Given text:
— Start —

Currently, all the cfq_group or throtl_group allocations happen while
we are holding ->queue_lock and sleeping is not allowed.

Soon, we will move to per cpu stats and also need to allocate the
per group stats. As one can not call alloc_percpu() from atomic
context as it can sleep, we need to drop ->queue_lock, allocate the
group, retake the lock and continue processing.

In throttling code, I check the queue DEAD flag again to make sure
that driver did not call blk_cleanup_queue() in the mean time.

Signed-off-by: Vivek Goyal <vgoyal@redhat.com>
---
 block/blk-core.c     |    3 +-
 block/blk-throttle.c |  141 ++++++++++++++++++++++++++++++++++++++------------
 block/cfq-iosched.c  |  128 +++++++++++++++++++++++++++++++++------------
 3 files changed, 205 insertions(+), 67 deletions(-)

diff --git a/block/blk-core.c b/block/blk-core.c
index 3fe00a1..9e8e297 100644
--- a/block/blk-core.c
+++ b/block/blk-core.c
@@ -1550,7 +1550,8 @@ static inline void __generic_make_request(struct bio *bio)
 			goto end_io;
 		}
 
-		blk_throtl_bio(q, &bio);
+		if (blk_throtl_bio(q, &bio))

— End —

Bounding box entries
— Start —

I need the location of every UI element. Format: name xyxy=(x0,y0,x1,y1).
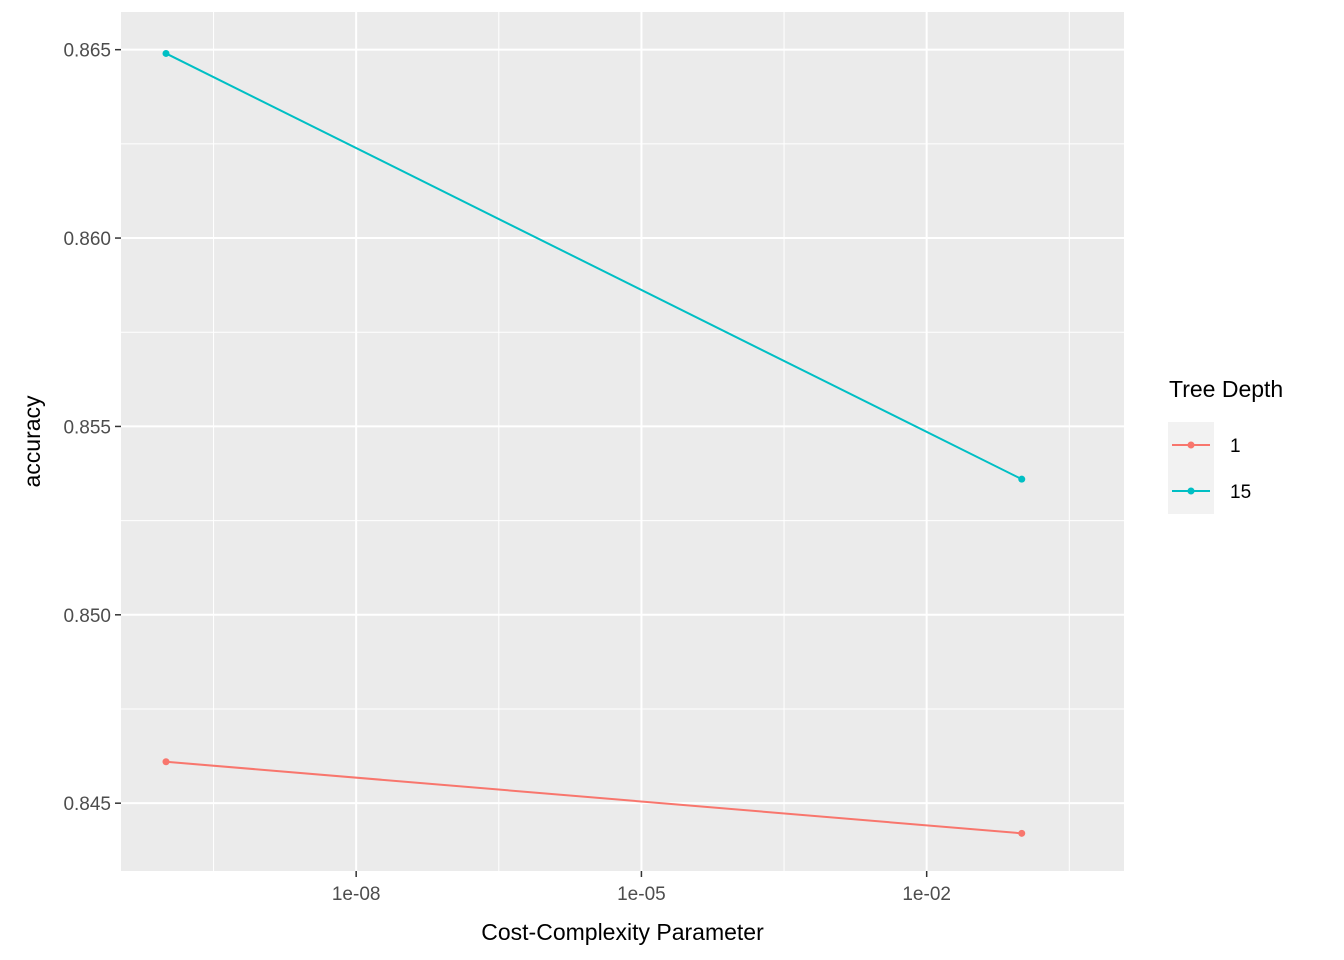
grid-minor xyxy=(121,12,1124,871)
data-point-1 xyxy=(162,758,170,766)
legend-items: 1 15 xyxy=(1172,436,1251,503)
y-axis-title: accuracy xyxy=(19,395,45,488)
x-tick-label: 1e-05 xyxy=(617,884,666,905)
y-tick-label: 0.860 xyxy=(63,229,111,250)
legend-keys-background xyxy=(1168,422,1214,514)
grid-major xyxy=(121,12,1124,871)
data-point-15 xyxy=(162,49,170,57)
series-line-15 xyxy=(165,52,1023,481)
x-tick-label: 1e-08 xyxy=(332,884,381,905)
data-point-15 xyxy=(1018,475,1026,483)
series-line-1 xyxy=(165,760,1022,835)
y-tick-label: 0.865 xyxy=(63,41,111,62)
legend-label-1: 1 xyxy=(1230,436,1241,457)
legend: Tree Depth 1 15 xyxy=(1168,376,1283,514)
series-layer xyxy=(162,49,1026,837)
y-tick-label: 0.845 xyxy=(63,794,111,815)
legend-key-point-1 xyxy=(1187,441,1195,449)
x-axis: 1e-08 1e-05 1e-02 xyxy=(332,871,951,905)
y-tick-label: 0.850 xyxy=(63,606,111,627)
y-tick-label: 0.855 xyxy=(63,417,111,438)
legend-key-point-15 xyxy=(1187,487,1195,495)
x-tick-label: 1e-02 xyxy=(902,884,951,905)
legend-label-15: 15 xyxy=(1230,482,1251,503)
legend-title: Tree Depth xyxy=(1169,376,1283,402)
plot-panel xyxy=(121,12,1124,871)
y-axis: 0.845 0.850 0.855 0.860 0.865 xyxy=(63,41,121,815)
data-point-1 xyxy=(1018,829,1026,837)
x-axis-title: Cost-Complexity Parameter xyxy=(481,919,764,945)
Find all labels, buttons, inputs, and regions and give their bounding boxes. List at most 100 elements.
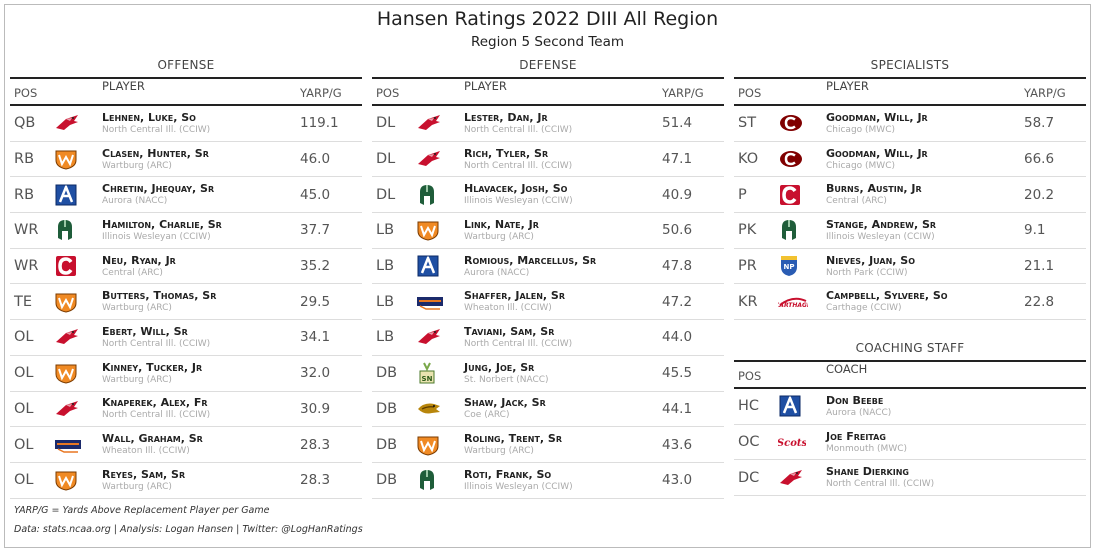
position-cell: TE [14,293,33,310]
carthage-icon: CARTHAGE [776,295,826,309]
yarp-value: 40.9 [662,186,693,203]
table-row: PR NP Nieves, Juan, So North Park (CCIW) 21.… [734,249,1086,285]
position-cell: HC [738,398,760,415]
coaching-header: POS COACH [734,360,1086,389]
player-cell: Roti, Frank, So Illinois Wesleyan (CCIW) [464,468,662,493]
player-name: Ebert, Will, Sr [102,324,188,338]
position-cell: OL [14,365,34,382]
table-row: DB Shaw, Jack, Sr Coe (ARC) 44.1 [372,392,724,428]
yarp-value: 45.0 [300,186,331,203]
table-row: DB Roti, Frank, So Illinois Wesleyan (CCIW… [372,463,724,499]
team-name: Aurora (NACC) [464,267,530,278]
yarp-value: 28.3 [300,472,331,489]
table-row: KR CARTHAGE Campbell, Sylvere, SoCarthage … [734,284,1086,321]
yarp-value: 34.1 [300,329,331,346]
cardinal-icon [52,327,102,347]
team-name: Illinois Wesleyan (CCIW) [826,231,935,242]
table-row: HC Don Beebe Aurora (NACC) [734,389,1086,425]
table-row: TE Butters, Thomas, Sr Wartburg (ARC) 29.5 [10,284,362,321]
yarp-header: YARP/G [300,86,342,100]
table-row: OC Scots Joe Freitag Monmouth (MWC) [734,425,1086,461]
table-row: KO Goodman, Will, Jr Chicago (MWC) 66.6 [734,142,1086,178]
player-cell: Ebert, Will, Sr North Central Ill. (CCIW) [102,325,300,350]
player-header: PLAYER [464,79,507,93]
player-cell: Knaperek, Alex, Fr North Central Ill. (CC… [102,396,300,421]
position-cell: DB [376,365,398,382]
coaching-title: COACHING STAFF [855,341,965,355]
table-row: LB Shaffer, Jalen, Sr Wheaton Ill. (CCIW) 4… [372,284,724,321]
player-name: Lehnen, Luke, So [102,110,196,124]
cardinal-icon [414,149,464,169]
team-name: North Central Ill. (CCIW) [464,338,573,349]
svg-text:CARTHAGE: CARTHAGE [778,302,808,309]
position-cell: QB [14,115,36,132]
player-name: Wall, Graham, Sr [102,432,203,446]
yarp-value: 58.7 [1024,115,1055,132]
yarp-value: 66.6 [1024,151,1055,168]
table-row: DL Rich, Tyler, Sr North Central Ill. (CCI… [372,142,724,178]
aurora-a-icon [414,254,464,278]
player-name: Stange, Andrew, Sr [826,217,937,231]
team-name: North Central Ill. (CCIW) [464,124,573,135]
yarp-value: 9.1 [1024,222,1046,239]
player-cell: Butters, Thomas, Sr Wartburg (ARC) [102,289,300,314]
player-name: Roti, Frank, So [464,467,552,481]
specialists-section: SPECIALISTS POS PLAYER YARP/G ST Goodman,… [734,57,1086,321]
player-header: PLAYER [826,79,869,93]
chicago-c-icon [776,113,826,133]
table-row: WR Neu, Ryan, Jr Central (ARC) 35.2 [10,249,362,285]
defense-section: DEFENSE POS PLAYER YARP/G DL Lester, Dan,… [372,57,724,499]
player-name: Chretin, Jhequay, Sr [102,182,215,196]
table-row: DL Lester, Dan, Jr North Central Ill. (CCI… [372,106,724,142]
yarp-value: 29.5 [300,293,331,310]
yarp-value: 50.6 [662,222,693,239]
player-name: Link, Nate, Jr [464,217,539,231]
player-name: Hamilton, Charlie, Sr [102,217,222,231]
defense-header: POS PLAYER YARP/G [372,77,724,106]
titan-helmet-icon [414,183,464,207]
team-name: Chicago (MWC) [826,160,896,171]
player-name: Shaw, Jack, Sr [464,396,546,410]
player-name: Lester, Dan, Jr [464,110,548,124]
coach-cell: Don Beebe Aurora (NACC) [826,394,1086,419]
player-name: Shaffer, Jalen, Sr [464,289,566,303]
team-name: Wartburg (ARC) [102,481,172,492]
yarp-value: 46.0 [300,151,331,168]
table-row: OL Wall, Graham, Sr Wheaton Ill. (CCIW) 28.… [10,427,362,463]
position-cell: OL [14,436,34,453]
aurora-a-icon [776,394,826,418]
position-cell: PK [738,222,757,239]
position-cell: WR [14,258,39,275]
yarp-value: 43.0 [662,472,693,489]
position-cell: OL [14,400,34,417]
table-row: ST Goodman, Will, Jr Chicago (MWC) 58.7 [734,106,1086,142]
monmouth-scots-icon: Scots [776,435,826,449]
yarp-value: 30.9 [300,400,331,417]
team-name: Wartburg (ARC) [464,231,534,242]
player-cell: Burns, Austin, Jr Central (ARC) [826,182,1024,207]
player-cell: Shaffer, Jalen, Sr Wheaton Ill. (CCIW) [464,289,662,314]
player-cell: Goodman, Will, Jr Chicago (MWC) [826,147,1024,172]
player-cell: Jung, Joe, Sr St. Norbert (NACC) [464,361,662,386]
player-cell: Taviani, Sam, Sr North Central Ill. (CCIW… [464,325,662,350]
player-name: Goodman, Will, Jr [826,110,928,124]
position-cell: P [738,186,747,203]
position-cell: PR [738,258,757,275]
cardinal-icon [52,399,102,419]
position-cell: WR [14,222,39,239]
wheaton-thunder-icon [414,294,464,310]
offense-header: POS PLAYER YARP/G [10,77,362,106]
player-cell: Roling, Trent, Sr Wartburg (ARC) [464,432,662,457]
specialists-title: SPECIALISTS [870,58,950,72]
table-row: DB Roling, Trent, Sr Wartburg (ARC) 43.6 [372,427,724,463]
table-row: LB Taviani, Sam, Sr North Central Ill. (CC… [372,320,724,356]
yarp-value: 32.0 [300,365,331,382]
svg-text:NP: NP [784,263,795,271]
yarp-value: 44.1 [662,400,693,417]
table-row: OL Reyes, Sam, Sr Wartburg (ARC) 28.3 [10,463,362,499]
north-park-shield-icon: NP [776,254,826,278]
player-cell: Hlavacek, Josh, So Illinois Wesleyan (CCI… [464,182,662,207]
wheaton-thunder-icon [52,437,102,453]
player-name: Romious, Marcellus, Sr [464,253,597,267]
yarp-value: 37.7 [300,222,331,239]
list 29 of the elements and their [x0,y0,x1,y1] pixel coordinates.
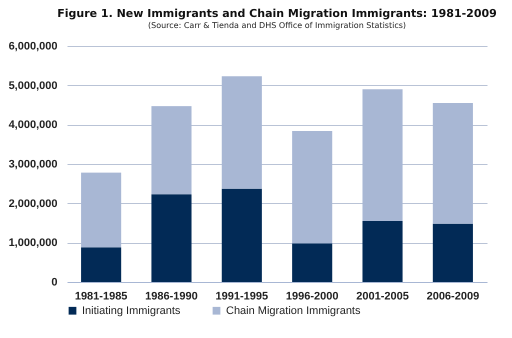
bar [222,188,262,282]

— End —

What is asked:
[A] Name every file path that the block-layer patch's change summary lists as modified.
[B] Write the next part of the block-layer patch, continuing after its final line of code.
The listing is not needed for anything asked here.

In response:
[A]
block/blk-core.c
block/blk-throttle.c
block/cfq-iosched.c

[B]
+			goto end_io;
 
 		/*
 		 * If bio = NULL, bio has been throttled and will be submitted
diff --git a/block/blk-throttle.c b/block/blk-throttle.c
index fa9a900..c201967 100644
--- a/block/blk-throttle.c
+++ b/block/blk-throttle.c
@@ -188,8 +188,40 @@ throtl_add_group_to_td_list(struct throtl_data *td, struct throtl_grp *tg)
 	td->nr_undestroyed_grps++;
 }
 
-static struct throtl_grp * throtl_find_alloc_tg(struct throtl_data *td,
-			struct blkio_cgroup *blkcg)
+static void throtl_init_add_tg_lists(struct throtl_data *td,
+			struct throtl_grp *tg, struct blkio_cgroup *blkcg)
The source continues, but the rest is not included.